→ Records supplied
------------------------

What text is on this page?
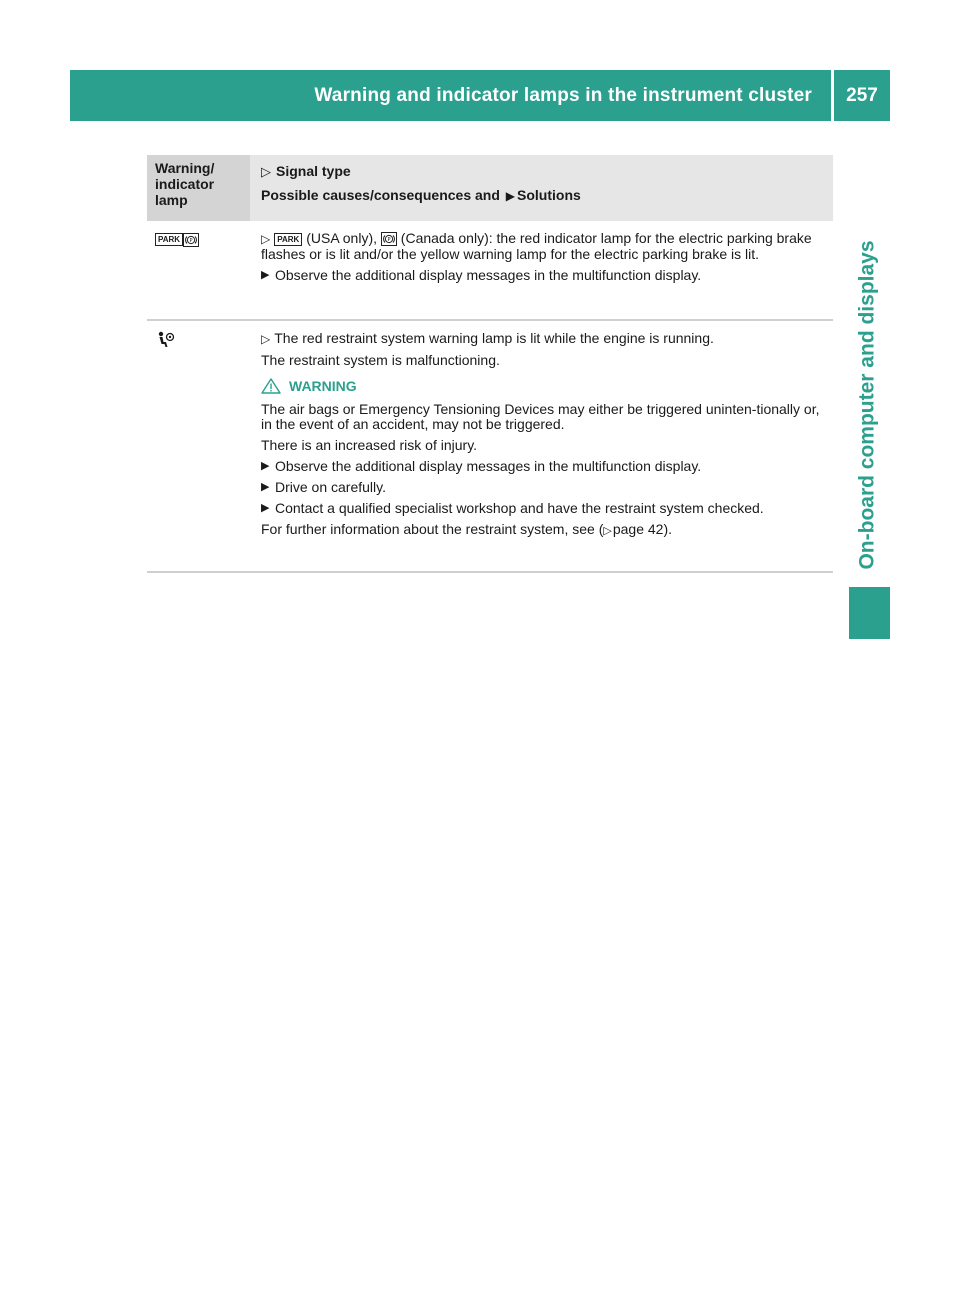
Warning and indicator lamps in the instrument cluster	257
On-board computer and displays
Warning/
indicator
lamp
▷ Signal type
Possible causes/consequences and ▶ Solutions
PARK P	▷ PARK (USA only), P (Canada only): the red indicator lamp for the electric parking brake flashes or is lit and/or the yellow warning lamp for the electric parking brake is lit.

▶ Observe the additional display messages in the multifunction display.

▷ The red restraint system warning lamp is lit while the engine is running.

The restraint system is malfunctioning.

WARNING

The air bags or Emergency Tensioning Devices may either be triggered uninten-tionally or, in the event of an accident, may not be triggered.

There is an increased risk of injury.

▶ Observe the additional display messages in the multifunction display.
▶ Drive on carefully.
▶ Contact a qualified specialist workshop and have the restraint system checked.

For further information about the restraint system, see (▷page 42).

------------------------

→ Problem to work on
Repeat each record exactly as shown above, dropping all images.

→ The response
What text is on this page?
Warning and indicator lamps in the instrument cluster	257
On-board computer and displays
Warning/
indicator
lamp
▷ Signal type
Possible causes/consequences and ▶ Solutions
PARK P	▷ PARK (USA only), P (Canada only): the red indicator lamp for the electric parking brake flashes or is lit and/or the yellow warning lamp for the electric parking brake is lit.

▶ Observe the additional display messages in the multifunction display.

▷ The red restraint system warning lamp is lit while the engine is running.

The restraint system is malfunctioning.

WARNING

The air bags or Emergency Tensioning Devices may either be triggered uninten-tionally or, in the event of an accident, may not be triggered.

There is an increased risk of injury.

▶ Observe the additional display messages in the multifunction display.
▶ Drive on carefully.
▶ Contact a qualified specialist workshop and have the restraint system checked.

For further information about the restraint system, see (▷page 42).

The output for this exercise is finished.